- [TO DO]: Without changing a character, return the entries, but not the images they hold.

Extracts from a graphics dataset:
○ ○ ○ ○ ○ ○ ○

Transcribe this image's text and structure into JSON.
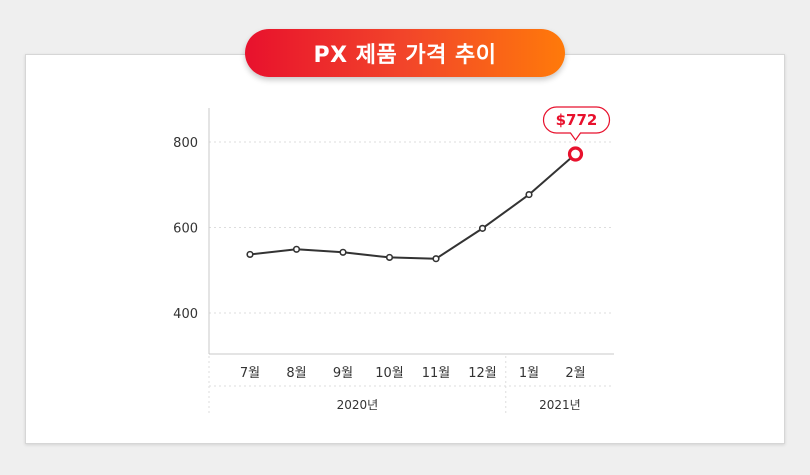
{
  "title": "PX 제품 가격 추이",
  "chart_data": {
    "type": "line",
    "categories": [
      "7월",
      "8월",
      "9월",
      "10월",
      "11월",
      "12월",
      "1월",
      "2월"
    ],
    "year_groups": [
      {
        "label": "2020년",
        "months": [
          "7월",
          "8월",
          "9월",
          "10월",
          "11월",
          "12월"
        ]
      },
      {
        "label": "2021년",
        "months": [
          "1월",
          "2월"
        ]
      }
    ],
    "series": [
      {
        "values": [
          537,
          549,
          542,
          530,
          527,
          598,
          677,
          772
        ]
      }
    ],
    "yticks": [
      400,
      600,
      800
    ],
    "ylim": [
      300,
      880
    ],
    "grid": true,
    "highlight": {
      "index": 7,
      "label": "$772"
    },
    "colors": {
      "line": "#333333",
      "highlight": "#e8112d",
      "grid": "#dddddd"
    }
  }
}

○ ○ ○ ○ ○ ○ ○

- [THE SOLUTION]:
Transcribe this image's text and structure into JSON.
{
  "title": "PX 제품 가격 추이",
  "chart_data": {
    "type": "line",
    "categories": [
      "7월",
      "8월",
      "9월",
      "10월",
      "11월",
      "12월",
      "1월",
      "2월"
    ],
    "year_groups": [
      {
        "label": "2020년",
        "months": [
          "7월",
          "8월",
          "9월",
          "10월",
          "11월",
          "12월"
        ]
      },
      {
        "label": "2021년",
        "months": [
          "1월",
          "2월"
        ]
      }
    ],
    "series": [
      {
        "values": [
          537,
          549,
          542,
          530,
          527,
          598,
          677,
          772
        ]
      }
    ],
    "yticks": [
      400,
      600,
      800
    ],
    "ylim": [
      300,
      880
    ],
    "grid": true,
    "highlight": {
      "index": 7,
      "label": "$772"
    },
    "colors": {
      "line": "#333333",
      "highlight": "#e8112d",
      "grid": "#dddddd"
    }
  }
}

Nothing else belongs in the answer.